TASK INSTRUCTIONS: Extract each line where the string "soft" shows up.
***** PROVIDED RECORDS
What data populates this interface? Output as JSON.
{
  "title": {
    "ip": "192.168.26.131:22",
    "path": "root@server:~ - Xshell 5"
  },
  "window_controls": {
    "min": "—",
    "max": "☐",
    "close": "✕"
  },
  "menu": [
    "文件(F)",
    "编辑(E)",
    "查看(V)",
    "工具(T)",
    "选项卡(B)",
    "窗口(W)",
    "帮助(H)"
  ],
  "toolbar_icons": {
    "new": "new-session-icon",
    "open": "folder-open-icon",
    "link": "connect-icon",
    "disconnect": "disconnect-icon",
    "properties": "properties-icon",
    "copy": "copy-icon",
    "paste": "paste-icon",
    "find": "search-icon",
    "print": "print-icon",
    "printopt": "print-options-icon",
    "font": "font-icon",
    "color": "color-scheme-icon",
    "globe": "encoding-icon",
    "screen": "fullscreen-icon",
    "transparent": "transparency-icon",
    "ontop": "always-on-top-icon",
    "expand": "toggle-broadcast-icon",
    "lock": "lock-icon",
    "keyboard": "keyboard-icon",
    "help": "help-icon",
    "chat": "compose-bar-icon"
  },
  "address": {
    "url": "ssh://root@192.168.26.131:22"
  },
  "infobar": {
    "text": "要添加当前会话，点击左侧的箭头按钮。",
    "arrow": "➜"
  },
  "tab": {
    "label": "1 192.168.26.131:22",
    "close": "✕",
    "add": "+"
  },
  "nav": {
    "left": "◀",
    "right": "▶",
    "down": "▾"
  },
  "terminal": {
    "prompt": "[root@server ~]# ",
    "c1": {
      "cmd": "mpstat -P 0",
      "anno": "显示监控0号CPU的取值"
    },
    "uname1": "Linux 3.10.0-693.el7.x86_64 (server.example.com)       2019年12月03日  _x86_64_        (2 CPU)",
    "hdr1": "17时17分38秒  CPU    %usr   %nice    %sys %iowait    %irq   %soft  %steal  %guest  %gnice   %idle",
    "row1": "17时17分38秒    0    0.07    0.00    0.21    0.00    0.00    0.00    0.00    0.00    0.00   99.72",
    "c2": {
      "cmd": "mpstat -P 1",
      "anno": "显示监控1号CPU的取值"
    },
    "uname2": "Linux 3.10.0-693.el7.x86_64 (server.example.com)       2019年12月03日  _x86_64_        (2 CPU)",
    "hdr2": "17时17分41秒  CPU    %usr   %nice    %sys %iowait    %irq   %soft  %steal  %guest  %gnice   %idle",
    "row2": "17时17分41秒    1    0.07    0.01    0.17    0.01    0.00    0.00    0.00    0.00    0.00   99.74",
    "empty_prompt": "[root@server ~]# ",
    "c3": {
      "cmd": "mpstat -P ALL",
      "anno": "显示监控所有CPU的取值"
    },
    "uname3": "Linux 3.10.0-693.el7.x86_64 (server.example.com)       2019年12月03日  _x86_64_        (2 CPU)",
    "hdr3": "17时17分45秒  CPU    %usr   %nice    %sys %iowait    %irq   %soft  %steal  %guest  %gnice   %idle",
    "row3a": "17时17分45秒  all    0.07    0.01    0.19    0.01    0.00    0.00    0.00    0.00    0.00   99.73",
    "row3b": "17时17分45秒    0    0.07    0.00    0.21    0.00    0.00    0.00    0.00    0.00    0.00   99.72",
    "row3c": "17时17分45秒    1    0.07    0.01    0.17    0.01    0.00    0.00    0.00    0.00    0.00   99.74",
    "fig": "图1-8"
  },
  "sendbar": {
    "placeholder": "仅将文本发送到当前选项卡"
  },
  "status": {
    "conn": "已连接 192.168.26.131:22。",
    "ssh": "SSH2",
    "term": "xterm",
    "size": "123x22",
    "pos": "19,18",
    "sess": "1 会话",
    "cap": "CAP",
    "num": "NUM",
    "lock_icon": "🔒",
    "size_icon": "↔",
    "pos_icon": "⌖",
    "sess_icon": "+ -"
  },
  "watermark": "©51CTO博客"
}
**********
SOLUTION TO THIS PROBLEM:
    "hdr1": "17时17分38秒  CPU    %usr   %nice    %sys %iowait    %irq   %soft  %steal  %guest  %gnice   %idle",
    "hdr2": "17时17分41秒  CPU    %usr   %nice    %sys %iowait    %irq   %soft  %steal  %guest  %gnice   %idle",
    "hdr3": "17时17分45秒  CPU    %usr   %nice    %sys %iowait    %irq   %soft  %steal  %guest  %gnice   %idle",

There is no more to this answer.